> TASK TO COMPLETE
Only the pictures are left out: repeat the rest of the entries exactly.
----- MATERIAL PROVIDED
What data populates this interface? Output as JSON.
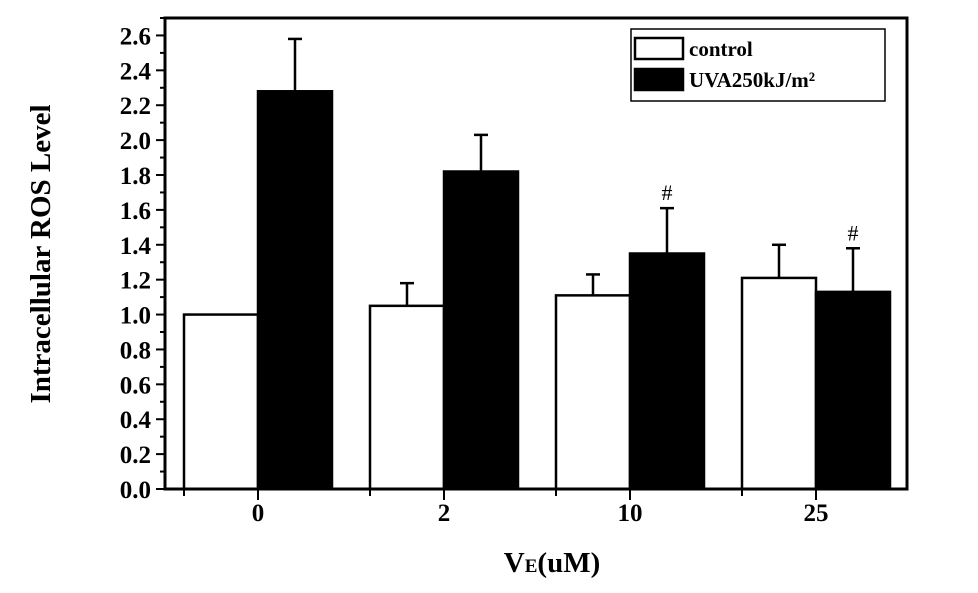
{
  "chart_data": {
    "type": "bar",
    "categories": [
      "0",
      "2",
      "10",
      "25"
    ],
    "series": [
      {
        "name": "control",
        "values": [
          1.0,
          1.05,
          1.11,
          1.21
        ],
        "errors": [
          0.0,
          0.13,
          0.12,
          0.19
        ],
        "color": "#ffffff"
      },
      {
        "name": "UVA250kJ/m²",
        "values": [
          2.28,
          1.82,
          1.35,
          1.13
        ],
        "errors": [
          0.3,
          0.21,
          0.26,
          0.25
        ],
        "color": "#000000"
      }
    ],
    "annotations": [
      "",
      "",
      "#",
      "#"
    ],
    "ylabel": "Intracellular  ROS Level",
    "xlabel": "V",
    "xlabel_sub": "E",
    "xlabel_unit": "(uM)",
    "ylim": [
      0.0,
      2.7
    ],
    "yticks": [
      "0.0",
      "0.2",
      "0.4",
      "0.6",
      "0.8",
      "1.0",
      "1.2",
      "1.4",
      "1.6",
      "1.8",
      "2.0",
      "2.2",
      "2.4",
      "2.6"
    ],
    "legend_position": "top-right",
    "grid": false
  }
}
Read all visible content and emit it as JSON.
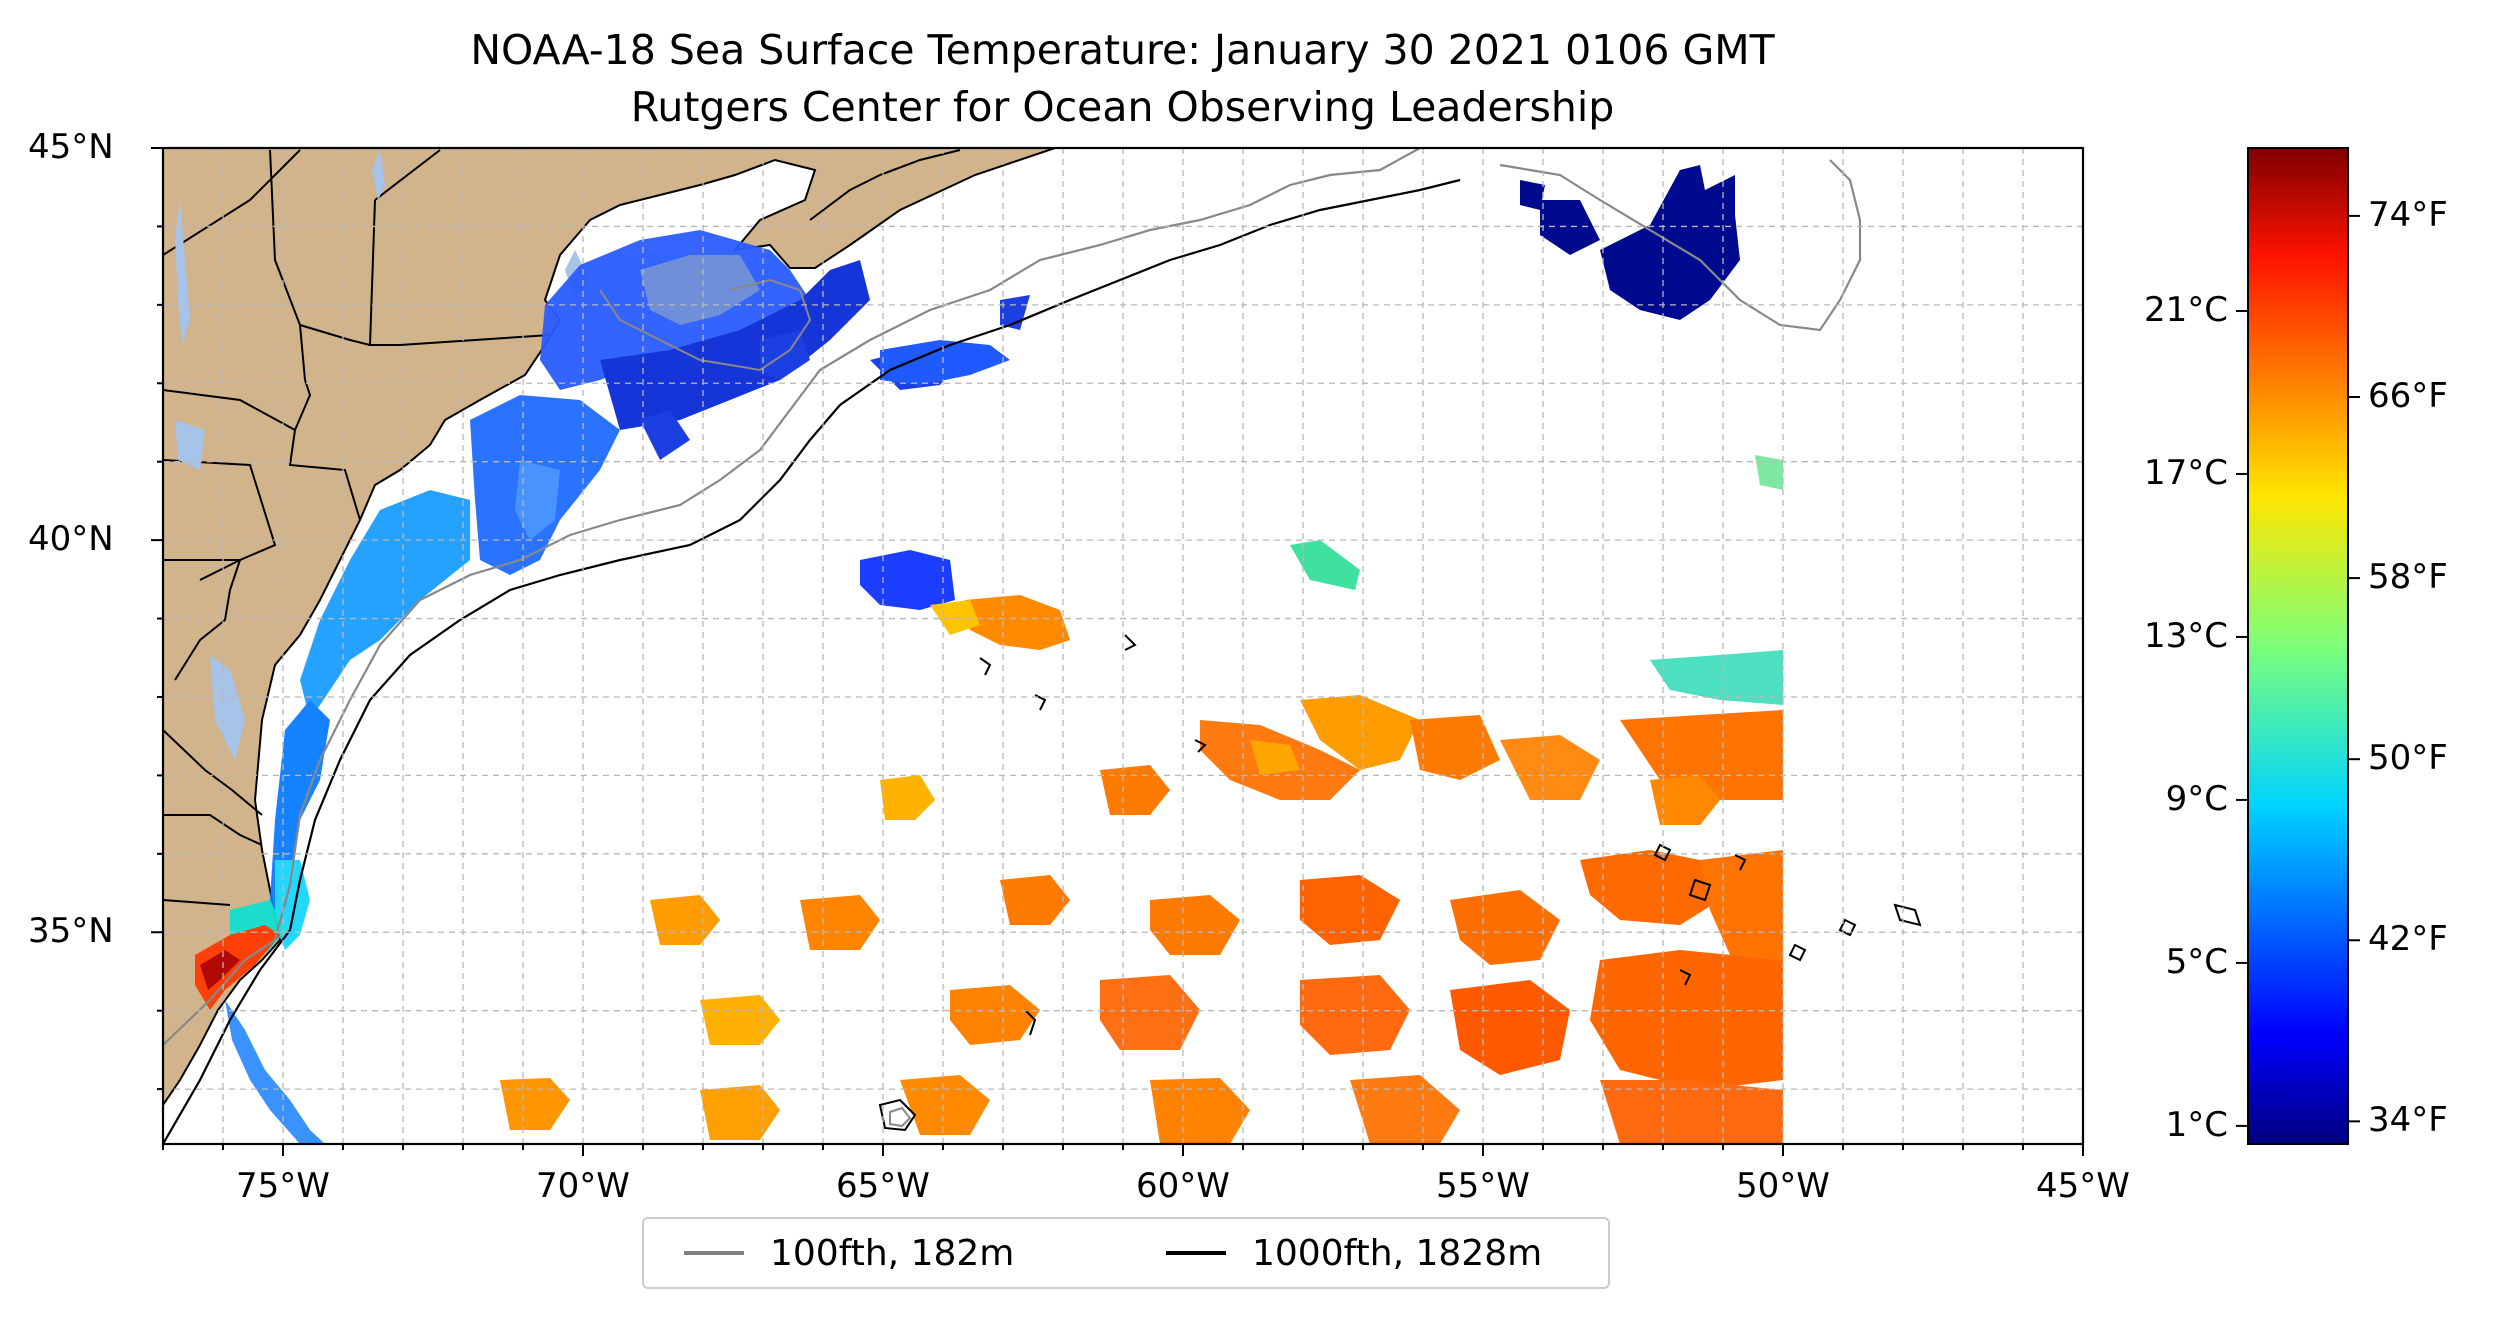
{
  "title": "NOAA-18 Sea Surface Temperature: January 30 2021 0106 GMT",
  "subtitle": "Rutgers Center for Ocean Observing Leadership",
  "map": {
    "extent": {
      "lon": [
        -77,
        -45
      ],
      "lat": [
        32.3,
        45
      ]
    },
    "lon_ticks": [
      {
        "value": -75,
        "label": "75°W"
      },
      {
        "value": -70,
        "label": "70°W"
      },
      {
        "value": -65,
        "label": "65°W"
      },
      {
        "value": -60,
        "label": "60°W"
      },
      {
        "value": -55,
        "label": "55°W"
      },
      {
        "value": -50,
        "label": "50°W"
      },
      {
        "value": -45,
        "label": "45°W"
      }
    ],
    "lat_ticks": [
      {
        "value": 45,
        "label": "45°N"
      },
      {
        "value": 40,
        "label": "40°N"
      },
      {
        "value": 35,
        "label": "35°N"
      }
    ],
    "grid": true,
    "land_color": "#d2b48c",
    "lake_color": "#a6c3ea",
    "contour_100_color": "#888888",
    "contour_1000_color": "#000000"
  },
  "legend": {
    "items": [
      {
        "label": "100fth, 182m",
        "color": "#808080"
      },
      {
        "label": "1000fth, 1828m",
        "color": "#000000"
      }
    ]
  },
  "colorbar": {
    "colormap": "jet",
    "range_f": [
      33,
      77
    ],
    "fahrenheit_ticks": [
      {
        "value": 34,
        "label": "34°F"
      },
      {
        "value": 42,
        "label": "42°F"
      },
      {
        "value": 50,
        "label": "50°F"
      },
      {
        "value": 58,
        "label": "58°F"
      },
      {
        "value": 66,
        "label": "66°F"
      },
      {
        "value": 74,
        "label": "74°F"
      }
    ],
    "celsius_ticks": [
      {
        "value": 1,
        "label": "1°C"
      },
      {
        "value": 5,
        "label": "5°C"
      },
      {
        "value": 9,
        "label": "9°C"
      },
      {
        "value": 13,
        "label": "13°C"
      },
      {
        "value": 17,
        "label": "17°C"
      },
      {
        "value": 21,
        "label": "21°C"
      }
    ]
  }
}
----------
> WRITTEN RESPONSE
What data populates this interface? Output as JSON.
{
  "chart_data": {
    "type": "bar",
    "categories": [
      "0",
      "2",
      "10",
      "25"
    ],
    "series": [
      {
        "name": "control",
        "values": [
          1.0,
          1.05,
          1.11,
          1.21
        ],
        "errors": [
          0.0,
          0.13,
          0.12,
          0.19
        ],
        "color": "#ffffff"
      },
      {
        "name": "UVA250kJ/m²",
        "values": [
          2.28,
          1.82,
          1.35,
          1.13
        ],
        "errors": [
          0.3,
          0.21,
          0.26,
          0.25
        ],
        "color": "#000000"
      }
    ],
    "annotations": [
      "",
      "",
      "#",
      "#"
    ],
    "ylabel": "Intracellular  ROS Level",
    "xlabel": "V",
    "xlabel_sub": "E",
    "xlabel_unit": "(uM)",
    "ylim": [
      0.0,
      2.7
    ],
    "yticks": [
      "0.0",
      "0.2",
      "0.4",
      "0.6",
      "0.8",
      "1.0",
      "1.2",
      "1.4",
      "1.6",
      "1.8",
      "2.0",
      "2.2",
      "2.4",
      "2.6"
    ],
    "legend_position": "top-right",
    "grid": false
  }
}
Read all visible content and emit it as JSON.
{
  "title": "NOAA-18 Sea Surface Temperature: January 30 2021 0106 GMT",
  "subtitle": "Rutgers Center for Ocean Observing Leadership",
  "map": {
    "extent": {
      "lon": [
        -77,
        -45
      ],
      "lat": [
        32.3,
        45
      ]
    },
    "lon_ticks": [
      {
        "value": -75,
        "label": "75°W"
      },
      {
        "value": -70,
        "label": "70°W"
      },
      {
        "value": -65,
        "label": "65°W"
      },
      {
        "value": -60,
        "label": "60°W"
      },
      {
        "value": -55,
        "label": "55°W"
      },
      {
        "value": -50,
        "label": "50°W"
      },
      {
        "value": -45,
        "label": "45°W"
      }
    ],
    "lat_ticks": [
      {
        "value": 45,
        "label": "45°N"
      },
      {
        "value": 40,
        "label": "40°N"
      },
      {
        "value": 35,
        "label": "35°N"
      }
    ],
    "grid": true,
    "land_color": "#d2b48c",
    "lake_color": "#a6c3ea",
    "contour_100_color": "#888888",
    "contour_1000_color": "#000000"
  },
  "legend": {
    "items": [
      {
        "label": "100fth, 182m",
        "color": "#808080"
      },
      {
        "label": "1000fth, 1828m",
        "color": "#000000"
      }
    ]
  },
  "colorbar": {
    "colormap": "jet",
    "range_f": [
      33,
      77
    ],
    "fahrenheit_ticks": [
      {
        "value": 34,
        "label": "34°F"
      },
      {
        "value": 42,
        "label": "42°F"
      },
      {
        "value": 50,
        "label": "50°F"
      },
      {
        "value": 58,
        "label": "58°F"
      },
      {
        "value": 66,
        "label": "66°F"
      },
      {
        "value": 74,
        "label": "74°F"
      }
    ],
    "celsius_ticks": [
      {
        "value": 1,
        "label": "1°C"
      },
      {
        "value": 5,
        "label": "5°C"
      },
      {
        "value": 9,
        "label": "9°C"
      },
      {
        "value": 13,
        "label": "13°C"
      },
      {
        "value": 17,
        "label": "17°C"
      },
      {
        "value": 21,
        "label": "21°C"
      }
    ]
  }
}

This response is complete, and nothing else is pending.